** What to work on **
Spot each line in the records below where the word "sociocultural" occurs, then copy it.

START Supplied data

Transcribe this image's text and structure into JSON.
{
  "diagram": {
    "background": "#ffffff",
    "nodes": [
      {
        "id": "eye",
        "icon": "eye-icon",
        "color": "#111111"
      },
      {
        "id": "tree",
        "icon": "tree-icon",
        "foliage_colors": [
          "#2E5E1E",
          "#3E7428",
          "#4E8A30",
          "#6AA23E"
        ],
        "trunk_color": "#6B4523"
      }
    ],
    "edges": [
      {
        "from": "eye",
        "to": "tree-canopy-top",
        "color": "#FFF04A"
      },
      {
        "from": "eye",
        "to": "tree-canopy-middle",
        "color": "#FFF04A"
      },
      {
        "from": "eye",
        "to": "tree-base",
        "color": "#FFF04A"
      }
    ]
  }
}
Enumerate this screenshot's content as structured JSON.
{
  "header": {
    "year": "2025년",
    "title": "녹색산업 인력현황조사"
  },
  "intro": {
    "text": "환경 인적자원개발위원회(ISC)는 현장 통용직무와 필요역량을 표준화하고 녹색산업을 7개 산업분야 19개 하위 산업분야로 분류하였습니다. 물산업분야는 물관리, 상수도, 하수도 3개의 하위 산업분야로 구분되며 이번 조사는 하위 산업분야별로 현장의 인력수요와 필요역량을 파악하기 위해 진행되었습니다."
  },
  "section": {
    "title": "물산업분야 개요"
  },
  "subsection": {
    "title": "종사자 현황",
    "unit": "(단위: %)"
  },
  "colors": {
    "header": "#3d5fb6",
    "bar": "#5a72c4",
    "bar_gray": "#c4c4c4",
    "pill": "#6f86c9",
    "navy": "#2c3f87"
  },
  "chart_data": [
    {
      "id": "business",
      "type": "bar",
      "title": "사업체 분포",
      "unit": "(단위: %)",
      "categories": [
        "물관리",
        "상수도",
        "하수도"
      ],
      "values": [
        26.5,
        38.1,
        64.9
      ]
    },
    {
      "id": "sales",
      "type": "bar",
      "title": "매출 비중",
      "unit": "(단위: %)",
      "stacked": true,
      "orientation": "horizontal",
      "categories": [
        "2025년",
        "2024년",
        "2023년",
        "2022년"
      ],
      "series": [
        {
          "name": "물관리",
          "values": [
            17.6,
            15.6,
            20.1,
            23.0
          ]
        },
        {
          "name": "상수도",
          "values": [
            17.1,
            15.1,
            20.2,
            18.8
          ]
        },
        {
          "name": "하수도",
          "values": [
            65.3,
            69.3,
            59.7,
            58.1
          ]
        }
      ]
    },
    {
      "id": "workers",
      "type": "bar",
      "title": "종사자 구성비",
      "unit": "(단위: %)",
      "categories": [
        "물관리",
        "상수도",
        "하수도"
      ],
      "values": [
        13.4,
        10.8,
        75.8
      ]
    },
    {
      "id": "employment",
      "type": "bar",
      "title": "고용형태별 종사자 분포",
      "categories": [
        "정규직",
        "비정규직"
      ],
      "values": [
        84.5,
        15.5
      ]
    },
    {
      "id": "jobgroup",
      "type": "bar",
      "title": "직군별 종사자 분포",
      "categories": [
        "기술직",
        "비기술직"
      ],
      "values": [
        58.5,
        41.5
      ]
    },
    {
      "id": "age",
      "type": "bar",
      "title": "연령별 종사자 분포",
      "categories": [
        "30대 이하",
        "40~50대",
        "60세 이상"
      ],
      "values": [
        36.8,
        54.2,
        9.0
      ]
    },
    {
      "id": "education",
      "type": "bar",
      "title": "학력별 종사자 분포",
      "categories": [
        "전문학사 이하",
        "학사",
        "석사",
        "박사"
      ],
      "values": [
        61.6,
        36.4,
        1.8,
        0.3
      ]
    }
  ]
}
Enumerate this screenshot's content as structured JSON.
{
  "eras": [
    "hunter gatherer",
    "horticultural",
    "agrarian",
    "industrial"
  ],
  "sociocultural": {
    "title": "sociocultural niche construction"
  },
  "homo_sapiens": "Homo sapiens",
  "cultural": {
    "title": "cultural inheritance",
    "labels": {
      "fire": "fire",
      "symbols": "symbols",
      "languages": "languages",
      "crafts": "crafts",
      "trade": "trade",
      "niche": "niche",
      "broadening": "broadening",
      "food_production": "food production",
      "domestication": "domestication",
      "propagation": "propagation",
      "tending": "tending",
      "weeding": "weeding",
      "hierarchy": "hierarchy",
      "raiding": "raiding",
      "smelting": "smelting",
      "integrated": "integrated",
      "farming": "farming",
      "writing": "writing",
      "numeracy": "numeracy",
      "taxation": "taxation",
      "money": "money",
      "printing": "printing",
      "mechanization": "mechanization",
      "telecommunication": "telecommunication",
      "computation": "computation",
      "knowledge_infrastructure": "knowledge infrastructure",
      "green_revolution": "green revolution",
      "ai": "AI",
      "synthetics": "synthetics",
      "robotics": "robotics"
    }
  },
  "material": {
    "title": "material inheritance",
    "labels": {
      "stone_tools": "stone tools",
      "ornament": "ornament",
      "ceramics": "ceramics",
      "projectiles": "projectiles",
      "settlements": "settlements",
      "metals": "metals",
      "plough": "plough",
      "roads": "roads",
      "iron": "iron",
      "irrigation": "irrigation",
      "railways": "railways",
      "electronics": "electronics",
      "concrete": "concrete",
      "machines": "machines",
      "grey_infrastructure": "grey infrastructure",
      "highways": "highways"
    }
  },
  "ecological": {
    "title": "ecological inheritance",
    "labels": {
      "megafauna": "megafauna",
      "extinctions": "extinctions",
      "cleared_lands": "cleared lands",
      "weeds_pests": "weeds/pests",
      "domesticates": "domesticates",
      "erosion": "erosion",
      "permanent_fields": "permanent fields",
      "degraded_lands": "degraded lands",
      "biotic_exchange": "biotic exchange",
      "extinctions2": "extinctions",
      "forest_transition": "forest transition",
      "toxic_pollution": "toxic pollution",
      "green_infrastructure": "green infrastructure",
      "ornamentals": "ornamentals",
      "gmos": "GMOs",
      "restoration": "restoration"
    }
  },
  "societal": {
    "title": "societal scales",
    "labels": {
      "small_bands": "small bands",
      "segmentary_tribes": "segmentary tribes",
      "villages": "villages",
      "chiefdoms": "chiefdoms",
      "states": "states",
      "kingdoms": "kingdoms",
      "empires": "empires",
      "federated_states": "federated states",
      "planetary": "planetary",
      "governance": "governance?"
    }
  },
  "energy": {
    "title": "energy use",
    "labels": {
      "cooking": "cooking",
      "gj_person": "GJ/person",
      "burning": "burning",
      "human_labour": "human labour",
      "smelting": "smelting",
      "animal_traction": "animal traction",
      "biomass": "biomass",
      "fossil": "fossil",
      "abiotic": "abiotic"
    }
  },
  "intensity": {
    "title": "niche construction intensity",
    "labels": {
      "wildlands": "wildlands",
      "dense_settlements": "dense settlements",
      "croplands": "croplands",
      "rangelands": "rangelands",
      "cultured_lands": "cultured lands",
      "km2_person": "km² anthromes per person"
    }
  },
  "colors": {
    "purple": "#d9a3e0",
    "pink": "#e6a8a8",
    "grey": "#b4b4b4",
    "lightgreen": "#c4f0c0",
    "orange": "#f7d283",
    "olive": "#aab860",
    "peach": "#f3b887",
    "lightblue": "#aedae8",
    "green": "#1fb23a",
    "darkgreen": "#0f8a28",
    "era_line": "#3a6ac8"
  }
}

END Supplied data

** Exercise answer **
  "sociocultural": {
    "title": "sociocultural niche construction"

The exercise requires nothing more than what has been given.